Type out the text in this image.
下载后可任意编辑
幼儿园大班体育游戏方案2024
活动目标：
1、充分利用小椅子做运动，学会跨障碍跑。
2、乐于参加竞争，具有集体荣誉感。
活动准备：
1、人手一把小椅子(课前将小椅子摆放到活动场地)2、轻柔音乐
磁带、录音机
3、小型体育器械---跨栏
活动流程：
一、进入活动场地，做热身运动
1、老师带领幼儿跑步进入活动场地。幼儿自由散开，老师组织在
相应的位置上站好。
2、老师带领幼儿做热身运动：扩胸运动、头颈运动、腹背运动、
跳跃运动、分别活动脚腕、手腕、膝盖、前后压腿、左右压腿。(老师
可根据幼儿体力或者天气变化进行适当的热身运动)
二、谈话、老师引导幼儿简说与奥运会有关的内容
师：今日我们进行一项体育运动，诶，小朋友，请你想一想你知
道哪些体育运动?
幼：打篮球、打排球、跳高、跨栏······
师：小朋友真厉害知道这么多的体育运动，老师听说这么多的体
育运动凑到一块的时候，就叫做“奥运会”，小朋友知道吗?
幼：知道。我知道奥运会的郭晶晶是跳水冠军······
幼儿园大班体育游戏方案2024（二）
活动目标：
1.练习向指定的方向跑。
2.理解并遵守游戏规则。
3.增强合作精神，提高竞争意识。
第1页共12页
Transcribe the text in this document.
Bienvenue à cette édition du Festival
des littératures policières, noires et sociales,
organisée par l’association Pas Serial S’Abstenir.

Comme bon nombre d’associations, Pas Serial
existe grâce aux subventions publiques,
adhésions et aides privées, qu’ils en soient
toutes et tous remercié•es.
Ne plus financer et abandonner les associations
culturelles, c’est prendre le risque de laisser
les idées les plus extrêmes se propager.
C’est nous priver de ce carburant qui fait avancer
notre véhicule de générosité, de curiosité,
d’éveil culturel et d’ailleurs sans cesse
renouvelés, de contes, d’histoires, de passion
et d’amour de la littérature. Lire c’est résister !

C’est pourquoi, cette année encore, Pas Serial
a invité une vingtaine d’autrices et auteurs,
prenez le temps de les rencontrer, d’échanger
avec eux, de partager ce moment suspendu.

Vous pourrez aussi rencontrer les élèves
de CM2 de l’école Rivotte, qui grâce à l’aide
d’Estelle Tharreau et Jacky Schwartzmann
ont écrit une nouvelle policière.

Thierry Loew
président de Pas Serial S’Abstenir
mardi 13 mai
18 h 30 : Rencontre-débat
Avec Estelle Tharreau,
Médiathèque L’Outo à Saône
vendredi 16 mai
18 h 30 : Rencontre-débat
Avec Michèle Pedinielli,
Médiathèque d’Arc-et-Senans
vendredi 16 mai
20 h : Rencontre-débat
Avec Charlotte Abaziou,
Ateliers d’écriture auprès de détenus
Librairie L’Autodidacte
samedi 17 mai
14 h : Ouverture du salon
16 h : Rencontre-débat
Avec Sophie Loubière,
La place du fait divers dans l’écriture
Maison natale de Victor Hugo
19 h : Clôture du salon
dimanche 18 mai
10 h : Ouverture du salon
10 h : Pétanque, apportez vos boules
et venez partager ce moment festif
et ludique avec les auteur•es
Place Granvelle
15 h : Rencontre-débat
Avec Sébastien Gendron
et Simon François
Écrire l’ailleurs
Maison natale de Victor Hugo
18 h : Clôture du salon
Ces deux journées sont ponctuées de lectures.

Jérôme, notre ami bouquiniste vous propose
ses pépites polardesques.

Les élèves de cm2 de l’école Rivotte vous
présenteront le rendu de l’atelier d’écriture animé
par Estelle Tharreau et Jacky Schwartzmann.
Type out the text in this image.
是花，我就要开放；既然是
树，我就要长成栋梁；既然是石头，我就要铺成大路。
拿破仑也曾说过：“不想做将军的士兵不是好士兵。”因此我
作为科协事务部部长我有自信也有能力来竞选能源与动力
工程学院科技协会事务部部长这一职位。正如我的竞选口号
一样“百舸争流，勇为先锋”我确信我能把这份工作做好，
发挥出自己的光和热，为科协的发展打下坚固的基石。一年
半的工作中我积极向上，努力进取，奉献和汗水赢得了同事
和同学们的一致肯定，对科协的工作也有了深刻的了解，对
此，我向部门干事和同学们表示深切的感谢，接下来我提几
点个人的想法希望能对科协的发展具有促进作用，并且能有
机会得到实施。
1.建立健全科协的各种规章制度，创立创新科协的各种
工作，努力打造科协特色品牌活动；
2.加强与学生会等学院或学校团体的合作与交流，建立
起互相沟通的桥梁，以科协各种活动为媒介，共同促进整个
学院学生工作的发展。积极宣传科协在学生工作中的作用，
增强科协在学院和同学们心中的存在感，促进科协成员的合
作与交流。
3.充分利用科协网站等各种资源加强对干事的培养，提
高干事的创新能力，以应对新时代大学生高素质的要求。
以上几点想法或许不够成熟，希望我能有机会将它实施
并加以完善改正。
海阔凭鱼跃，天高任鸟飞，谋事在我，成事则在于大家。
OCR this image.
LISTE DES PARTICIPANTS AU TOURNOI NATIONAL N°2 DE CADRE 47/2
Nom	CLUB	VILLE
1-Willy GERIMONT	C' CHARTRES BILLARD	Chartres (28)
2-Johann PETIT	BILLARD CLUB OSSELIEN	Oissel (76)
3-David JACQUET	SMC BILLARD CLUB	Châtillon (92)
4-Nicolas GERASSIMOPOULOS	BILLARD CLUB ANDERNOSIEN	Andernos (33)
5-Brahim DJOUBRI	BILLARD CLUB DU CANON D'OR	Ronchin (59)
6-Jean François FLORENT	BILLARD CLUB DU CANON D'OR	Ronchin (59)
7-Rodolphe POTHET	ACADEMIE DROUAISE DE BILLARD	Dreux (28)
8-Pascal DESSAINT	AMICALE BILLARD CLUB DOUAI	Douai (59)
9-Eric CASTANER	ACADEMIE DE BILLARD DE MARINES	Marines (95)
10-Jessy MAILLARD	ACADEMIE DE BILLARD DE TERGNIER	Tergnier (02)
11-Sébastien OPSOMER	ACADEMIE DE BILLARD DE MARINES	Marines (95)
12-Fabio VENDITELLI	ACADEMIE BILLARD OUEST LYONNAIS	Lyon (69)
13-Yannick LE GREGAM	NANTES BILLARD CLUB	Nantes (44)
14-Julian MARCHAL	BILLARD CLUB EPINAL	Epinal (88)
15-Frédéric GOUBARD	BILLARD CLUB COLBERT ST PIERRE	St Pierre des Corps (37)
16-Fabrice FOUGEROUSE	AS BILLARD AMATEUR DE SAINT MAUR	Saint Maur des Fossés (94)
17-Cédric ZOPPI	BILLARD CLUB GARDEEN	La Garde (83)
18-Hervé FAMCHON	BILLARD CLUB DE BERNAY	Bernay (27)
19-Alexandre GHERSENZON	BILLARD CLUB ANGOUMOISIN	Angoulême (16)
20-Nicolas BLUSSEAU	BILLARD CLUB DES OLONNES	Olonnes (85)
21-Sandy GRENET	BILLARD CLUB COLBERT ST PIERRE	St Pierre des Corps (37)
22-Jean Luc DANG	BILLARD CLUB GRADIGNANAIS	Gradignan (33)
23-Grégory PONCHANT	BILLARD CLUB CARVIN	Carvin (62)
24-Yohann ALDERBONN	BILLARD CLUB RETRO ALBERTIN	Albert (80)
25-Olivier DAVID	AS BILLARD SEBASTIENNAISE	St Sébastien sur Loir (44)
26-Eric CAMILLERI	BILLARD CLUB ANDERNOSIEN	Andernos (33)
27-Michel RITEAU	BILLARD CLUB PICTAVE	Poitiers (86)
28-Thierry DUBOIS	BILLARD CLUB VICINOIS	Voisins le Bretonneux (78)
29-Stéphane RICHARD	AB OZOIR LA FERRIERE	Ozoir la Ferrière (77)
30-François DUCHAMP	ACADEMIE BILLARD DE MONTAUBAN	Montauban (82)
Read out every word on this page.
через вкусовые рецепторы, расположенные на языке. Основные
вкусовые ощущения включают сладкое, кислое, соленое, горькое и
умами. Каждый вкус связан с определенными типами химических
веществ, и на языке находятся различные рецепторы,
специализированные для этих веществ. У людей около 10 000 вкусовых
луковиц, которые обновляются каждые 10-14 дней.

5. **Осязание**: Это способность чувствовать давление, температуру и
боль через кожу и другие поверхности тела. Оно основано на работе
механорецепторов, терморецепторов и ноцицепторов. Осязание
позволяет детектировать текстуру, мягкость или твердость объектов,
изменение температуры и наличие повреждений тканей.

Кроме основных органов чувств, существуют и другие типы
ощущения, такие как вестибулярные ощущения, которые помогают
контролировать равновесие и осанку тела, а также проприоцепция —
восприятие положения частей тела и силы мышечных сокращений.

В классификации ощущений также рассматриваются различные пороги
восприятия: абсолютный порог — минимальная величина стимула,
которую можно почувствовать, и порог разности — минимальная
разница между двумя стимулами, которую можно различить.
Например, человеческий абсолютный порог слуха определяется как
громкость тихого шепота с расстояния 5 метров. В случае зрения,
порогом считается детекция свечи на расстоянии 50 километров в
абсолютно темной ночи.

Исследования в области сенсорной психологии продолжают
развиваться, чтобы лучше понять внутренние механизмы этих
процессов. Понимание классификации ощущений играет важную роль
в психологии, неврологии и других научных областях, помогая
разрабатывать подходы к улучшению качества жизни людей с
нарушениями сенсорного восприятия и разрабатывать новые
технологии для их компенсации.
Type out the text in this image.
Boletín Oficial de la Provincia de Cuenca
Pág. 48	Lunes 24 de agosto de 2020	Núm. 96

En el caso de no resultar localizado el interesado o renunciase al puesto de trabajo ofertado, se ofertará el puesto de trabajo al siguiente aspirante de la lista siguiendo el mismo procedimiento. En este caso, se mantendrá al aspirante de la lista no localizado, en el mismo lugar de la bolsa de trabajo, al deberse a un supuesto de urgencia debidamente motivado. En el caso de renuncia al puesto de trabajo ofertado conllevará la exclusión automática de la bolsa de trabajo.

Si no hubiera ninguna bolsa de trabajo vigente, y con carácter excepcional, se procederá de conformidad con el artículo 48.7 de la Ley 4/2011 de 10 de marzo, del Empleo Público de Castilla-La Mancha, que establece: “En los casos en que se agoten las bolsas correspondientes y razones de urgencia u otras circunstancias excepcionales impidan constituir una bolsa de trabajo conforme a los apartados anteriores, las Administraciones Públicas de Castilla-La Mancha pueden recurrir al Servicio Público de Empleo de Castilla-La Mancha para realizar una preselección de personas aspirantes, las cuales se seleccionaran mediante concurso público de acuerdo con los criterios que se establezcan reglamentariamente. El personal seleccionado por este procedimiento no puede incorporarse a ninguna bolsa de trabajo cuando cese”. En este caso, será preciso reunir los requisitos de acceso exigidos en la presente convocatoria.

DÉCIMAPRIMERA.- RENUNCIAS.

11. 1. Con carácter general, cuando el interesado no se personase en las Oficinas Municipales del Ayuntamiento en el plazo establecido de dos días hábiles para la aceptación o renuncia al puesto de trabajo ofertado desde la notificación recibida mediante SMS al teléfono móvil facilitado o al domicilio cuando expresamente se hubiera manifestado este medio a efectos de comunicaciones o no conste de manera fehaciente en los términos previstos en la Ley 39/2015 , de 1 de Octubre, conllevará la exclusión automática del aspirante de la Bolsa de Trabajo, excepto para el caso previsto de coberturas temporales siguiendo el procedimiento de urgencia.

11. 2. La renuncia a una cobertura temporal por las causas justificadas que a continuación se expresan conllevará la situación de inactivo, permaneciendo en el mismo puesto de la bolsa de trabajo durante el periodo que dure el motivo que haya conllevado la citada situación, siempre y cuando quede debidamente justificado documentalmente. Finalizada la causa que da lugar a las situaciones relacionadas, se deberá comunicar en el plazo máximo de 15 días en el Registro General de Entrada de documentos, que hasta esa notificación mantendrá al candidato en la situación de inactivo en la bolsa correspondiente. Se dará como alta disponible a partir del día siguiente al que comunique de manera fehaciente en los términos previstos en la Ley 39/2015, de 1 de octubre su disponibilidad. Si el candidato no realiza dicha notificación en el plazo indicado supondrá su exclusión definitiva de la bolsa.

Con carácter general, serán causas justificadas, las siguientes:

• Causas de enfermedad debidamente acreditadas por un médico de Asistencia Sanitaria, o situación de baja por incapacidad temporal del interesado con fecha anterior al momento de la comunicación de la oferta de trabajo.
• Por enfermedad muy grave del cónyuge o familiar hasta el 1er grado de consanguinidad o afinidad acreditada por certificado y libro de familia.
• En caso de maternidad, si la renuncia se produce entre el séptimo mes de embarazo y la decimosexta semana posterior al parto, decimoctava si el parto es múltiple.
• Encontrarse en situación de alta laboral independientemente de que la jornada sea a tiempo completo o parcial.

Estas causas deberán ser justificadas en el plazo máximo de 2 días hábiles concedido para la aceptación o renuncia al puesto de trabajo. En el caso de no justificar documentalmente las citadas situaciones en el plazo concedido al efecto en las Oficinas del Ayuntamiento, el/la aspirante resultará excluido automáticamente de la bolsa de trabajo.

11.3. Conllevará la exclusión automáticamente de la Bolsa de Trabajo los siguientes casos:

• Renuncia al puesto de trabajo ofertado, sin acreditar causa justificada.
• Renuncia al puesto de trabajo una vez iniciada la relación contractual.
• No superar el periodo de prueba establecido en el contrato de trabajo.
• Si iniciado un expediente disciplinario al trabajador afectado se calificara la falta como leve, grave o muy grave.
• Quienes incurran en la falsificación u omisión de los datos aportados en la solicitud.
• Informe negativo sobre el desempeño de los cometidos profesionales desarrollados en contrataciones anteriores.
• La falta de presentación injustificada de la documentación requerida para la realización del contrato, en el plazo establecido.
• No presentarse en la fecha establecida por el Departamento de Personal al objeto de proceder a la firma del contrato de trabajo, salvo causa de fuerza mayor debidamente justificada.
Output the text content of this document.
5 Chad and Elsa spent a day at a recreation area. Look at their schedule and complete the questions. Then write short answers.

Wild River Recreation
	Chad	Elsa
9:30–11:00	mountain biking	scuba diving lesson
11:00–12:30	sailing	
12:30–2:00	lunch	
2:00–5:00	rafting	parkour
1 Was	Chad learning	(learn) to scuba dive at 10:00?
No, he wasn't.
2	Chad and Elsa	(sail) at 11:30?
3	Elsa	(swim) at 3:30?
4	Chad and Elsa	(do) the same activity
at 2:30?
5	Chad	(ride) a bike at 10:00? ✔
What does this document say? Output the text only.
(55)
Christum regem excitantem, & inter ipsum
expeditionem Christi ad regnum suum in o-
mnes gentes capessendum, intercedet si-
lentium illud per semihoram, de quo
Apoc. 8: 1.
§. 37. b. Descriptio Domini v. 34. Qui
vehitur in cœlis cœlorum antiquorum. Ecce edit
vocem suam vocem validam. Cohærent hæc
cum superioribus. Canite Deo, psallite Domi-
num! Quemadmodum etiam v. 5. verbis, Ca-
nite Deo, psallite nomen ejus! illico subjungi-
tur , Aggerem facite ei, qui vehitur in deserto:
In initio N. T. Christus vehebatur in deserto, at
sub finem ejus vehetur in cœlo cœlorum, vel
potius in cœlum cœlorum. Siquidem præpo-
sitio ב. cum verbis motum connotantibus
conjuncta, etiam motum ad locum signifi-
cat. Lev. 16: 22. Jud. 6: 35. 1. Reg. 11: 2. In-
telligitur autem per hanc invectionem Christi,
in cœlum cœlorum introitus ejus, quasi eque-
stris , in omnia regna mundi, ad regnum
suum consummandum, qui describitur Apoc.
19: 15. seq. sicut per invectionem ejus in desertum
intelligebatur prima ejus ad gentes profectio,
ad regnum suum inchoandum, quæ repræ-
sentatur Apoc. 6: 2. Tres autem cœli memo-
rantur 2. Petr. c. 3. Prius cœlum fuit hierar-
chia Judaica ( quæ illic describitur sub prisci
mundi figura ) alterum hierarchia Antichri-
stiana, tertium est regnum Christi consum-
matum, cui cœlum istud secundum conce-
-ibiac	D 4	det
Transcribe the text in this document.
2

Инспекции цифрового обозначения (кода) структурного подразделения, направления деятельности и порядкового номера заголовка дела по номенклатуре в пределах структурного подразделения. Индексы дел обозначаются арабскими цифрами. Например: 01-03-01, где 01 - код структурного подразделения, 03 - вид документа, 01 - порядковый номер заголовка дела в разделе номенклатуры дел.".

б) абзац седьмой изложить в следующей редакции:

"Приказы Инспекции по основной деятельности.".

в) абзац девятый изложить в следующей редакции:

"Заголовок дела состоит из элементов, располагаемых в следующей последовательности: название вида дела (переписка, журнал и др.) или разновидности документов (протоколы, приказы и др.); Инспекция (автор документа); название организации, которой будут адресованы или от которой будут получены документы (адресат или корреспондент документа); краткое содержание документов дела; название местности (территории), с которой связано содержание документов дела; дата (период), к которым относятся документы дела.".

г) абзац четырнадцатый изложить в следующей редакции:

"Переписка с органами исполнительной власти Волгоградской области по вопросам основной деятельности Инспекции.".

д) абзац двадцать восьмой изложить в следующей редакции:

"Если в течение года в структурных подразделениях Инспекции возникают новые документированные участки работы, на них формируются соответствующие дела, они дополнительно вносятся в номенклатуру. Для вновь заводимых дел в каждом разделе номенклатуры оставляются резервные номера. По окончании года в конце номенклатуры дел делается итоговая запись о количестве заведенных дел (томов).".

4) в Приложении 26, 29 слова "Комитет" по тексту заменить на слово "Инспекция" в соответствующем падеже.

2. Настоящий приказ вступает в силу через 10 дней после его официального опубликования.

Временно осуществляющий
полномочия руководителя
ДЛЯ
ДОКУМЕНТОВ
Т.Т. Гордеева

● Problem to solve
Within the data above, pick out all lines holding the word "motum".

● Solution to the exercise
sitio ב. cum verbis motum connotantibus
conjuncta, etiam motum ad locum signifi-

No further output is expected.